Set exercise | Transcribe every entry word for word, leaving out all images.

(Stored dataset items)
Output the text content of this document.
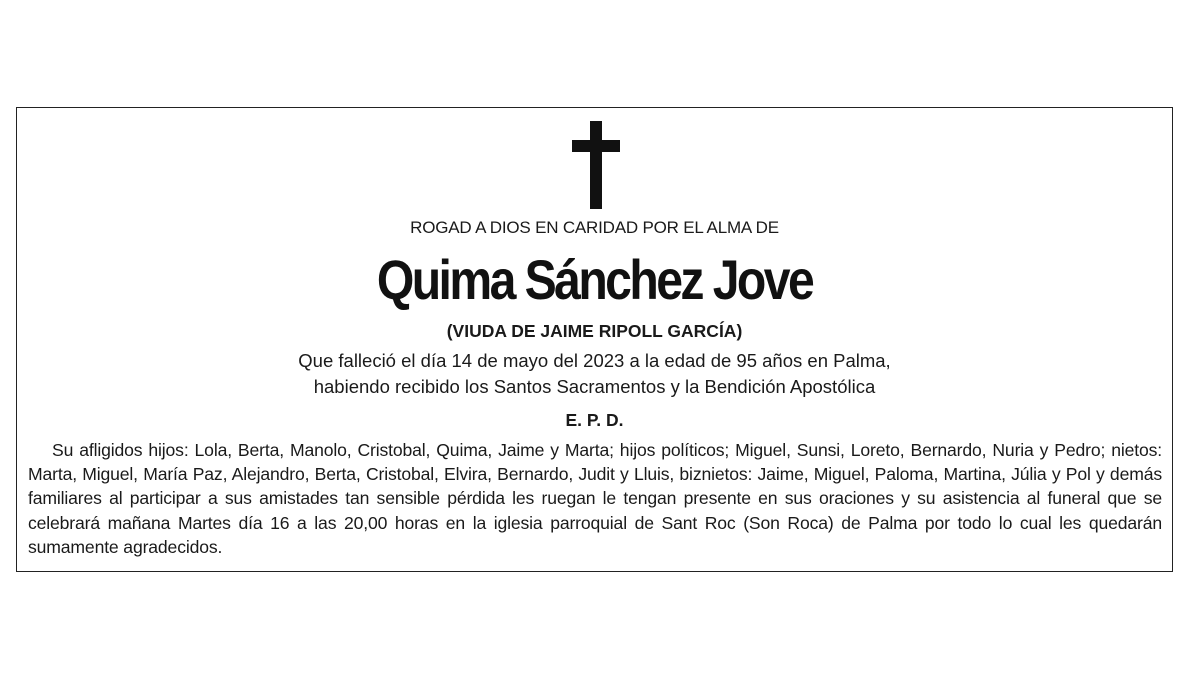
ROGAD A DIOS EN CARIDAD POR EL ALMA DE
Quima Sánchez Jove
(VIUDA DE JAIME RIPOLL GARCÍA)
Que falleció el día 14 de mayo del 2023 a la edad de 95 años en Palma,
habiendo recibido los Santos Sacramentos y la Bendición Apostólica
E. P. D.
Su afligidos hijos: Lola, Berta, Manolo, Cristobal, Quima, Jaime y Marta; hijos políticos; Miguel, Sunsi, Loreto, Bernardo, Nuria y Pedro; nietos: Marta, Miguel, María Paz, Alejandro, Berta, Cristobal, Elvira, Bernardo, Judit y Lluis, biznietos: Jaime, Miguel, Paloma, Martina, Júlia y Pol y demás familiares al participar a sus amistades tan sensible pérdida les ruegan le tengan presente en sus oraciones y su asistencia al funeral que se celebrará mañana Martes día 16 a las 20,00 horas en la iglesia parroquial de Sant Roc (Son Roca) de Palma por todo lo cual les quedarán sumamente agradecidos.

Exercise solution |
Output the text content of this document.
ROGAD A DIOS EN CARIDAD POR EL ALMA DE
Quima Sánchez Jove
(VIUDA DE JAIME RIPOLL GARCÍA)
Que falleció el día 14 de mayo del 2023 a la edad de 95 años en Palma,
habiendo recibido los Santos Sacramentos y la Bendición Apostólica
E. P. D.
Su afligidos hijos: Lola, Berta, Manolo, Cristobal, Quima, Jaime y Marta; hijos políticos; Miguel, Sunsi, Loreto, Bernardo, Nuria y Pedro; nietos: Marta, Miguel, María Paz, Alejandro, Berta, Cristobal, Elvira, Bernardo, Judit y Lluis, biznietos: Jaime, Miguel, Paloma, Martina, Júlia y Pol y demás familiares al participar a sus amistades tan sensible pérdida les ruegan le tengan presente en sus oraciones y su asistencia al funeral que se celebrará mañana Martes día 16 a las 20,00 horas en la iglesia parroquial de Sant Roc (Son Roca) de Palma por todo lo cual les quedarán sumamente agradecidos.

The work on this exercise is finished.